[Figure dataset records]
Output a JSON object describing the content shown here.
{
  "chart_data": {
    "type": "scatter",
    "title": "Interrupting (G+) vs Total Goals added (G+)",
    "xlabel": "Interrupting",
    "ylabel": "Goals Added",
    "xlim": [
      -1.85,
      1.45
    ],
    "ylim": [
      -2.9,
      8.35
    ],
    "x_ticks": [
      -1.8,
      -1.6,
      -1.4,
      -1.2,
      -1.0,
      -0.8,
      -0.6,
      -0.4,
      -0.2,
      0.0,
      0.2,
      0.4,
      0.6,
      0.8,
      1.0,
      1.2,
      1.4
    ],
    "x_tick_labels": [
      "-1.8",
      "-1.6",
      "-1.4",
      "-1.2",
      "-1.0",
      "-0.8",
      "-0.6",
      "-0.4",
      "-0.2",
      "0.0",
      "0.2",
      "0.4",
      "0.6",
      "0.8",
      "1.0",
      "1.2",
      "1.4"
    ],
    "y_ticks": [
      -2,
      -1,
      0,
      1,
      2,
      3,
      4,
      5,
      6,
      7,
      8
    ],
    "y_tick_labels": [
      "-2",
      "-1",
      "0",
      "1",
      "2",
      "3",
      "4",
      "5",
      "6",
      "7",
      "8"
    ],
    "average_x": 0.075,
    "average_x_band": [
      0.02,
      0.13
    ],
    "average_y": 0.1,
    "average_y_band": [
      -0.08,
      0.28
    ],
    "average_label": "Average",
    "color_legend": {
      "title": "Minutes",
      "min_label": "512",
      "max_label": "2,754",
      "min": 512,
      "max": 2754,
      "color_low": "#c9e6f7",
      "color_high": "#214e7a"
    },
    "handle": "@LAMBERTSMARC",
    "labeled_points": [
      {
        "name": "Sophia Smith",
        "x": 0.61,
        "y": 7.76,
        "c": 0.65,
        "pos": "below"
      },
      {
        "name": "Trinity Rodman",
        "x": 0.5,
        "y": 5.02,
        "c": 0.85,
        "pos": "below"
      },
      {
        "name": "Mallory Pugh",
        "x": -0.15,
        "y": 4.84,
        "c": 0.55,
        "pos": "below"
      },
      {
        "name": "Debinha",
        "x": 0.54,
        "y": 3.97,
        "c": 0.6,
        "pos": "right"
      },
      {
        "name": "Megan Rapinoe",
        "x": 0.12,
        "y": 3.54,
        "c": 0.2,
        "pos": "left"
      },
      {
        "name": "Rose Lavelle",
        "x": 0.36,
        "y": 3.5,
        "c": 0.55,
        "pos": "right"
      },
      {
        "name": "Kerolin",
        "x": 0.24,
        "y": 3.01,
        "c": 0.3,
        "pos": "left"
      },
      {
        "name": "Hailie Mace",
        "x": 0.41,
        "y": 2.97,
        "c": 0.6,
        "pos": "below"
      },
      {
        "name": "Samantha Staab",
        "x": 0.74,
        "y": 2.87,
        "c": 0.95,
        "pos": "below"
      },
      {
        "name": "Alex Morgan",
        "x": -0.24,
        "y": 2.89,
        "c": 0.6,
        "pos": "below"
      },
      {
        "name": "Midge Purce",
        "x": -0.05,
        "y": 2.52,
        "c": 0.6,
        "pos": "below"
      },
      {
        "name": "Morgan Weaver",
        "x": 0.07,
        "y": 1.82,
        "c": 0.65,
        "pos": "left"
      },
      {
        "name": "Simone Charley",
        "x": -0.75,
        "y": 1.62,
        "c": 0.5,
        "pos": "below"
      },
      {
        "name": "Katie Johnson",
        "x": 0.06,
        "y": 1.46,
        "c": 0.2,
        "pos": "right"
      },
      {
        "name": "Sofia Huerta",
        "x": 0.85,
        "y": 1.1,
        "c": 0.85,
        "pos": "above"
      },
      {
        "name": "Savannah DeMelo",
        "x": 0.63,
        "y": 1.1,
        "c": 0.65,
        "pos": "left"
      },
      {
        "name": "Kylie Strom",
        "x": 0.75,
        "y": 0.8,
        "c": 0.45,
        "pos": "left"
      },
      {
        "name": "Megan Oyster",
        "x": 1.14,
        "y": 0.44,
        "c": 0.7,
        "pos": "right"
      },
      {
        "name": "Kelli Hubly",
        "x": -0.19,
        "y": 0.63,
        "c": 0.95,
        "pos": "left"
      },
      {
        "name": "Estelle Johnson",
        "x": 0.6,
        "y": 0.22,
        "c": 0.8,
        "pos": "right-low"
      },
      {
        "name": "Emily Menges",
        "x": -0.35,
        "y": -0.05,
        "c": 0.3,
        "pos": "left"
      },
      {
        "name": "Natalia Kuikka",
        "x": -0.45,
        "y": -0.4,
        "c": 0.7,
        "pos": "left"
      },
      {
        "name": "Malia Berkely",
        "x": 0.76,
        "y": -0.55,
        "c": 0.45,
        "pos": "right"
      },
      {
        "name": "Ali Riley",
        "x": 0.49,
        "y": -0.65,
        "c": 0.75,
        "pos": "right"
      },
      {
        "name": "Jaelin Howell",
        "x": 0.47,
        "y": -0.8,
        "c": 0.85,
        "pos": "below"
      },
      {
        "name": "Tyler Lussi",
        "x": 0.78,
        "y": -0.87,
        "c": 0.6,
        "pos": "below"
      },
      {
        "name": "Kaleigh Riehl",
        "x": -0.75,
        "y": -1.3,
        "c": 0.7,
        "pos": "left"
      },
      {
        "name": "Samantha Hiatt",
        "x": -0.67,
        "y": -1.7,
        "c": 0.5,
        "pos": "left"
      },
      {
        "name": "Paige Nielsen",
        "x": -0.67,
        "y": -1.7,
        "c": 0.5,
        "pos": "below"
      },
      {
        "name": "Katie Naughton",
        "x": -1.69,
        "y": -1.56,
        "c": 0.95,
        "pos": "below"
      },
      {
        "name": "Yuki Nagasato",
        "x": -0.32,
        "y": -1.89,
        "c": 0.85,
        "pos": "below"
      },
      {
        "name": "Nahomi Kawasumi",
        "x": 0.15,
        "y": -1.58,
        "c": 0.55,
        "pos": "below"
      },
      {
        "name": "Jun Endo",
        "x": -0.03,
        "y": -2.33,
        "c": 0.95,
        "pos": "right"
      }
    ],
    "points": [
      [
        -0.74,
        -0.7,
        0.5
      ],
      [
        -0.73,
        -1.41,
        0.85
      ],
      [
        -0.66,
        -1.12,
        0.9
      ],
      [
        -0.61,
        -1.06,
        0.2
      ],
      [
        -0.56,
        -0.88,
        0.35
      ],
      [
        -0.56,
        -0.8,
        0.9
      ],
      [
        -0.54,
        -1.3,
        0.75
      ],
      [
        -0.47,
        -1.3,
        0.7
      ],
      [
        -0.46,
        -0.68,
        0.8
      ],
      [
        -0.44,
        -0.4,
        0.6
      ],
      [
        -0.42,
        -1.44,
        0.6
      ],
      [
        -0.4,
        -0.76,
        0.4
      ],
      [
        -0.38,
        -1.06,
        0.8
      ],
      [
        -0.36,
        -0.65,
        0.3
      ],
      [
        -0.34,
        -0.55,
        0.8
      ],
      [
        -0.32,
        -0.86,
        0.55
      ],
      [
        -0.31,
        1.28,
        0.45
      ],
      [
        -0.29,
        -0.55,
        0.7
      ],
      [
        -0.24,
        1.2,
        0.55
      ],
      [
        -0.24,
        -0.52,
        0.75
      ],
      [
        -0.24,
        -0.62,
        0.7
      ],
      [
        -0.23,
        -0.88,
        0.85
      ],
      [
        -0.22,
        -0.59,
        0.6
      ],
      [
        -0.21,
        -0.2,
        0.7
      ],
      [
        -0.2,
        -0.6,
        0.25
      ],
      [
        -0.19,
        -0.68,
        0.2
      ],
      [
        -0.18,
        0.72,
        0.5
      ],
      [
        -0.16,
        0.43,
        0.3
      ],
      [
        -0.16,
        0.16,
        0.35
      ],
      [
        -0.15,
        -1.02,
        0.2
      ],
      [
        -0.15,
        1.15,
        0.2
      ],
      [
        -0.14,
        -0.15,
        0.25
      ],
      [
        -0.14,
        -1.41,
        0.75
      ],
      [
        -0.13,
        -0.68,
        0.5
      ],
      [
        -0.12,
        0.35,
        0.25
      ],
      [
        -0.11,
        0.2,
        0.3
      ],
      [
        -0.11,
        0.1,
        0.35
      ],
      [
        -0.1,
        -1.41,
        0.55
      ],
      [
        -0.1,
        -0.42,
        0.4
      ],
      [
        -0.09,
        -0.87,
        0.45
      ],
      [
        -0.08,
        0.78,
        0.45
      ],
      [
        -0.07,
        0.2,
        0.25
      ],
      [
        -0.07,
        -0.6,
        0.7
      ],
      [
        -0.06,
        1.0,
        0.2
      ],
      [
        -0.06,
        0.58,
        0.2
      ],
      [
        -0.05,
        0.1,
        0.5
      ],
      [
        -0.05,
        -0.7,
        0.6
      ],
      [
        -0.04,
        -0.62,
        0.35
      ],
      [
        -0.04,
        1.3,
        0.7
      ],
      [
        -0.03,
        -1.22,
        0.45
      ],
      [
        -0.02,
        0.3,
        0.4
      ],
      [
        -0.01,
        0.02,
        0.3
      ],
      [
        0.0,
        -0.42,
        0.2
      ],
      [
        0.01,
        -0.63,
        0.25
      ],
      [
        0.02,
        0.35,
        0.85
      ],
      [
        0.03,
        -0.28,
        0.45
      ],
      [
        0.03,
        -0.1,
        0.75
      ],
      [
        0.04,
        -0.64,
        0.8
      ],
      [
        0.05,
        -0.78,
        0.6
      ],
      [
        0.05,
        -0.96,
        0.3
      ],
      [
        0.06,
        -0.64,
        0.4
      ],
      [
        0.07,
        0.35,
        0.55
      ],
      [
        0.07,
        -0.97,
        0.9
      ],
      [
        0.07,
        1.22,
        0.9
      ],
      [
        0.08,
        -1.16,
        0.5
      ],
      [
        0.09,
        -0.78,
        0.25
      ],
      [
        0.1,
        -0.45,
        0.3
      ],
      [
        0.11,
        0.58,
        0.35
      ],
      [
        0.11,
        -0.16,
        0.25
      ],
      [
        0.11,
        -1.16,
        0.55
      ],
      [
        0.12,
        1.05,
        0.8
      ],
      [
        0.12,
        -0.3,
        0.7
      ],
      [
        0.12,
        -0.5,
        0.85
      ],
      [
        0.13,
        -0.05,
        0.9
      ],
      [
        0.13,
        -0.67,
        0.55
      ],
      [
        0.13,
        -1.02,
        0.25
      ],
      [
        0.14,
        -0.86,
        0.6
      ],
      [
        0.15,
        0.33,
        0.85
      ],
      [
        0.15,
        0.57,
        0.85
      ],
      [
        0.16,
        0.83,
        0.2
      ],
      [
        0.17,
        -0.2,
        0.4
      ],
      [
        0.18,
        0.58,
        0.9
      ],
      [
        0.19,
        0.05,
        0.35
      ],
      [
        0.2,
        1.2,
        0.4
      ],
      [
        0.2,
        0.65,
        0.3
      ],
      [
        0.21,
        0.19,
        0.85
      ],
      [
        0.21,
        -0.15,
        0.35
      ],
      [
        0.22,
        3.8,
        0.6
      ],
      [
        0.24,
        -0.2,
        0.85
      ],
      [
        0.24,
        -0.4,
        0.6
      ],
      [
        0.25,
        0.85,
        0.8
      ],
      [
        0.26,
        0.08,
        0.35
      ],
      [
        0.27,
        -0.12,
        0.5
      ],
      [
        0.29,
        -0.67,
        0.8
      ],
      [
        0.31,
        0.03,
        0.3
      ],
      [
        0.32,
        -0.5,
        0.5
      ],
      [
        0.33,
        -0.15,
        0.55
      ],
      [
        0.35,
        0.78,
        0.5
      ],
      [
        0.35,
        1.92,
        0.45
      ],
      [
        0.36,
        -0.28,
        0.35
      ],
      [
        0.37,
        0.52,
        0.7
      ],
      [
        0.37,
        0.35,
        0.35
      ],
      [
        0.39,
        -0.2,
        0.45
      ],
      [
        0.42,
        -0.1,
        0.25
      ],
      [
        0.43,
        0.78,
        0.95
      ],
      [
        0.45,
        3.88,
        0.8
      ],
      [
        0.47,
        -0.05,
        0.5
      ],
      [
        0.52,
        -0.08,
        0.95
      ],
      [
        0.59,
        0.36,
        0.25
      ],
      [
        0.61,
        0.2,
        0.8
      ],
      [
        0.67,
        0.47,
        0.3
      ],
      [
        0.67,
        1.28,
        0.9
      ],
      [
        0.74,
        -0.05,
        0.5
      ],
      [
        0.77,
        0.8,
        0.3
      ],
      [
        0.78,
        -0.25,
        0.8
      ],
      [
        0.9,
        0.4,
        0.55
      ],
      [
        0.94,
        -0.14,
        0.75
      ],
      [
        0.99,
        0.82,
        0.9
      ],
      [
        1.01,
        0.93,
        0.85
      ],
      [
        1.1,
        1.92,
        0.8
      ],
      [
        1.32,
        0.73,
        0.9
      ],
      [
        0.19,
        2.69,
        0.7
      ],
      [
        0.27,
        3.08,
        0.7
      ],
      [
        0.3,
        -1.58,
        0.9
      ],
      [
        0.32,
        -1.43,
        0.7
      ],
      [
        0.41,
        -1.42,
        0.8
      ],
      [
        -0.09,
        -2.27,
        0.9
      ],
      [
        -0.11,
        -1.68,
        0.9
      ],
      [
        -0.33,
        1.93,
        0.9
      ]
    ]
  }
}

#### TASK PROMPT
Go through the entries above and pull out each line with "Johnson" in it.

#### THE OUTPUT
        "name": "Katie Johnson",
        "name": "Estelle Johnson",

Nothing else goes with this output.